> GOAL OF THE EXERCISE
Below are the records. Gather each line that holds "true".

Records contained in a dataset
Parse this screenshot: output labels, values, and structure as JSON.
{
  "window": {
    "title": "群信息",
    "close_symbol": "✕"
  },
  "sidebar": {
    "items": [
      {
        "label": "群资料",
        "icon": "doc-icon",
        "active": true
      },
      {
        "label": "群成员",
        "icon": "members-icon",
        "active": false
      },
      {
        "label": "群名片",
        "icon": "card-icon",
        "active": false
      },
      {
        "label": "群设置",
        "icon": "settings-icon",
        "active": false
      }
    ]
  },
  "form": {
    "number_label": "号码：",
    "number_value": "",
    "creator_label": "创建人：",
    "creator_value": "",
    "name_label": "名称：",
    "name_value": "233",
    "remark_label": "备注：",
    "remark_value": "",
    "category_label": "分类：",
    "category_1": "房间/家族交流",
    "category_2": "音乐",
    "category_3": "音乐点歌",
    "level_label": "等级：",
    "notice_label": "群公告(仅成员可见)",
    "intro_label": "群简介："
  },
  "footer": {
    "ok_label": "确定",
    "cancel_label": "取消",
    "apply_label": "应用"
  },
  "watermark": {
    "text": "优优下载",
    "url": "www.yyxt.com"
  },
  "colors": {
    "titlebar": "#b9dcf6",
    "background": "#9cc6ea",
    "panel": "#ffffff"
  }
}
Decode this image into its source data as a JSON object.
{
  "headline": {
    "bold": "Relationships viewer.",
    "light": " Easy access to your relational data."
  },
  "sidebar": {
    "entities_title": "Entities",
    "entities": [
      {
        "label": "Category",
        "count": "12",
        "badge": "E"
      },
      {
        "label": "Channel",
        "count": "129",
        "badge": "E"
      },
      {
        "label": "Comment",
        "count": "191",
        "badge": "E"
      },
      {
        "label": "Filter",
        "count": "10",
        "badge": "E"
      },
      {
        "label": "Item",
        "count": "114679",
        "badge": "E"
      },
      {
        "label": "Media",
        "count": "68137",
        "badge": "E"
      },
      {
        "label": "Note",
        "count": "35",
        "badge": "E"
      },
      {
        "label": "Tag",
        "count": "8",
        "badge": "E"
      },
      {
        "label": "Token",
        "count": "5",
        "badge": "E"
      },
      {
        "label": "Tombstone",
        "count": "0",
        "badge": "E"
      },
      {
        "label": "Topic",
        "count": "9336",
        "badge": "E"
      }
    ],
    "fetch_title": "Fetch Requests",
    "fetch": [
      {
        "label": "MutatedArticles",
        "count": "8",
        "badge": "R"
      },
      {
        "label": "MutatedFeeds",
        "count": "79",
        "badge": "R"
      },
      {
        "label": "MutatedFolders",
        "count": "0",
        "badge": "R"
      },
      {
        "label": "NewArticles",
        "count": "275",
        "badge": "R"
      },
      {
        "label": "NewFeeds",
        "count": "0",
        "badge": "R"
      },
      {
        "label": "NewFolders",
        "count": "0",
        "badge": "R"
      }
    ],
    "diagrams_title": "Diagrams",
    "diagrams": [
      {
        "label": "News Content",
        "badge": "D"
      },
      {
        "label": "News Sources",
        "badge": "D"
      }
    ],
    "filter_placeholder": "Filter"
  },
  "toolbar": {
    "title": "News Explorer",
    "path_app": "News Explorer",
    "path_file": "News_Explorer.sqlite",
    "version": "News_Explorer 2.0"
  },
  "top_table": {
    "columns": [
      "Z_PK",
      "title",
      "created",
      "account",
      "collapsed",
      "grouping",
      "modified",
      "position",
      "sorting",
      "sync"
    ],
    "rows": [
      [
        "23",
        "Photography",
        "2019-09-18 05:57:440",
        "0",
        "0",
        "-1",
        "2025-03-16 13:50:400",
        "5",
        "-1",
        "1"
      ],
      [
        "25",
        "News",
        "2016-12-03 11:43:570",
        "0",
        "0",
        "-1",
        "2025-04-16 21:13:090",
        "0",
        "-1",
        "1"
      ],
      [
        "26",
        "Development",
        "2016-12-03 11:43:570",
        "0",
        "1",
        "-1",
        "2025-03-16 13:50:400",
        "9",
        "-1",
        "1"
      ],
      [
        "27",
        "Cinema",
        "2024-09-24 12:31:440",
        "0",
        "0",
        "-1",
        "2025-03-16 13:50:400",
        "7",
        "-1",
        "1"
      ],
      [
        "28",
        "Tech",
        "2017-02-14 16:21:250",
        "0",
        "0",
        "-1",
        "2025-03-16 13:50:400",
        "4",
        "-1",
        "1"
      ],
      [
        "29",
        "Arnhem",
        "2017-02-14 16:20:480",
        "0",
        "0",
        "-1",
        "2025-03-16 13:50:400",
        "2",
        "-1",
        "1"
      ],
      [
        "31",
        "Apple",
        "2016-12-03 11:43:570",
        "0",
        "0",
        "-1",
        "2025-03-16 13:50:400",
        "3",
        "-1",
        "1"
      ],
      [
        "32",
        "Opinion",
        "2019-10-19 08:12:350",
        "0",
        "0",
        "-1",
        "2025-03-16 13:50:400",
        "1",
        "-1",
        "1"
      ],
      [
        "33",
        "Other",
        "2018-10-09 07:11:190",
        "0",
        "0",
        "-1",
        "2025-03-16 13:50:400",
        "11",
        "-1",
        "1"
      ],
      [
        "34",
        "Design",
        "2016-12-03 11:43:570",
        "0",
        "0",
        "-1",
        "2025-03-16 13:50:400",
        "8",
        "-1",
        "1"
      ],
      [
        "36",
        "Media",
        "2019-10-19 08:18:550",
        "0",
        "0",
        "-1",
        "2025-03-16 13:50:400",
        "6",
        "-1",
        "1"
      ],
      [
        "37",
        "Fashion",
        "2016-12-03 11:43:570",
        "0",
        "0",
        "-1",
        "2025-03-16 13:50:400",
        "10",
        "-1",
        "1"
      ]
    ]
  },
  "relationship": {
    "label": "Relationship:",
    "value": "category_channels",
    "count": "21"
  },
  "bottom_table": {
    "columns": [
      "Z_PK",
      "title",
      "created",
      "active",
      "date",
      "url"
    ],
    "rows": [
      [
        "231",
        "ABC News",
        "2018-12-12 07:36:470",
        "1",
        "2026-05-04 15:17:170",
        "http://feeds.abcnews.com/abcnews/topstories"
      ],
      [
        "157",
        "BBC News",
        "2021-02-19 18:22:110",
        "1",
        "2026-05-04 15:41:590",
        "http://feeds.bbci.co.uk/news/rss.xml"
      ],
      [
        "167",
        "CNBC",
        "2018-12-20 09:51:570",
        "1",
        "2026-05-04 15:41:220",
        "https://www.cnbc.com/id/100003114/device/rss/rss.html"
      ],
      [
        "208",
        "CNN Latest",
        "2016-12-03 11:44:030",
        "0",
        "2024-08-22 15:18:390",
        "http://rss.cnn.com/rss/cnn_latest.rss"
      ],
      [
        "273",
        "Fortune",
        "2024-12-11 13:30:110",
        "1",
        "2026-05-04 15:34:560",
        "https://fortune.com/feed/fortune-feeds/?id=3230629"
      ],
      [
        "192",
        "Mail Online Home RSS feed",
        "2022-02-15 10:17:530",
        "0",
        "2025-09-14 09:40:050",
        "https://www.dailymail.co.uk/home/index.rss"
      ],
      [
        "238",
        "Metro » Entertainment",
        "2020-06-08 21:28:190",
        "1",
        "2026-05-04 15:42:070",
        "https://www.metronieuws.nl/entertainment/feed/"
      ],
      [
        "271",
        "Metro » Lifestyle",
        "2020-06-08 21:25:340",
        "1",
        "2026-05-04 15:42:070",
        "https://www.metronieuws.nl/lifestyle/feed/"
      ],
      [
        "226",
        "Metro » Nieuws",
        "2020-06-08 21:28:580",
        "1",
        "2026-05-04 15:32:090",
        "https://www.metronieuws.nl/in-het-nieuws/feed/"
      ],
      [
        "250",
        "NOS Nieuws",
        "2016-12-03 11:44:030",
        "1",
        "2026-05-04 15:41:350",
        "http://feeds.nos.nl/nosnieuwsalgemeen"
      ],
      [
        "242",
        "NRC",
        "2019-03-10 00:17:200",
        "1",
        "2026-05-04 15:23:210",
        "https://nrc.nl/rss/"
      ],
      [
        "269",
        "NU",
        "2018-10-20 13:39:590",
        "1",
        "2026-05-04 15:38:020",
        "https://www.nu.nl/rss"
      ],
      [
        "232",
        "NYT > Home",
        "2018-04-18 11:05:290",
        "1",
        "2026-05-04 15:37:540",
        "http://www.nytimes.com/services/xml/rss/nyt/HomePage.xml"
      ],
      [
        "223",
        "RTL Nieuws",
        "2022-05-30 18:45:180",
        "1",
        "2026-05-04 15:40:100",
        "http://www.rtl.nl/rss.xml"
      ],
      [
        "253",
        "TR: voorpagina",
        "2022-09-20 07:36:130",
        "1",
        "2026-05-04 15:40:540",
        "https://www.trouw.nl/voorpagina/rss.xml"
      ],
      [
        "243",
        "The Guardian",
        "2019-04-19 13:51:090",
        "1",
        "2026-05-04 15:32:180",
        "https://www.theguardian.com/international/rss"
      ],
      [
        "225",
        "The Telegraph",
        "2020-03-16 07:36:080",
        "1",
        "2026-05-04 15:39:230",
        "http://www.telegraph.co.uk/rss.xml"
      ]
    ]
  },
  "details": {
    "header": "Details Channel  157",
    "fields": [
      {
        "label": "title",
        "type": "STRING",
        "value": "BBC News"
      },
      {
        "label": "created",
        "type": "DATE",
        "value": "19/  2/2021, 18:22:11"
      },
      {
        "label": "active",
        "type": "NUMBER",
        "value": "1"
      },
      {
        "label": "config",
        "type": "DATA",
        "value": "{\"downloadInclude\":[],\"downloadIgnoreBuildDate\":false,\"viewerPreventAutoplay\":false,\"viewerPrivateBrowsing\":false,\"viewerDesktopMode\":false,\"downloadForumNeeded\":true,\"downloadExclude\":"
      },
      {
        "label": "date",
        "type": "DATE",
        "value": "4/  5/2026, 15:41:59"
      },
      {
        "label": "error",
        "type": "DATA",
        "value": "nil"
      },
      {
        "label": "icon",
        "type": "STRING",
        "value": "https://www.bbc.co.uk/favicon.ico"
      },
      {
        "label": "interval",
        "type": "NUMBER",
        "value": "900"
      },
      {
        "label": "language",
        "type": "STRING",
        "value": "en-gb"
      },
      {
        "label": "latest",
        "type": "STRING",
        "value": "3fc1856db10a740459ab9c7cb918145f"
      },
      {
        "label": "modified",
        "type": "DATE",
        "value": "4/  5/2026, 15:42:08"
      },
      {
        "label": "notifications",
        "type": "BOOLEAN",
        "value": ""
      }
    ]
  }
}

> FINISHED TASK
        "active": true
        "value": "{\"downloadInclude\":[],\"downloadIgnoreBuildDate\":false,\"viewerPreventAutoplay\":false,\"viewerPrivateBrowsing\":false,\"viewerDesktopMode\":false,\"downloadForumNeeded\":true,\"downloadExclude\":"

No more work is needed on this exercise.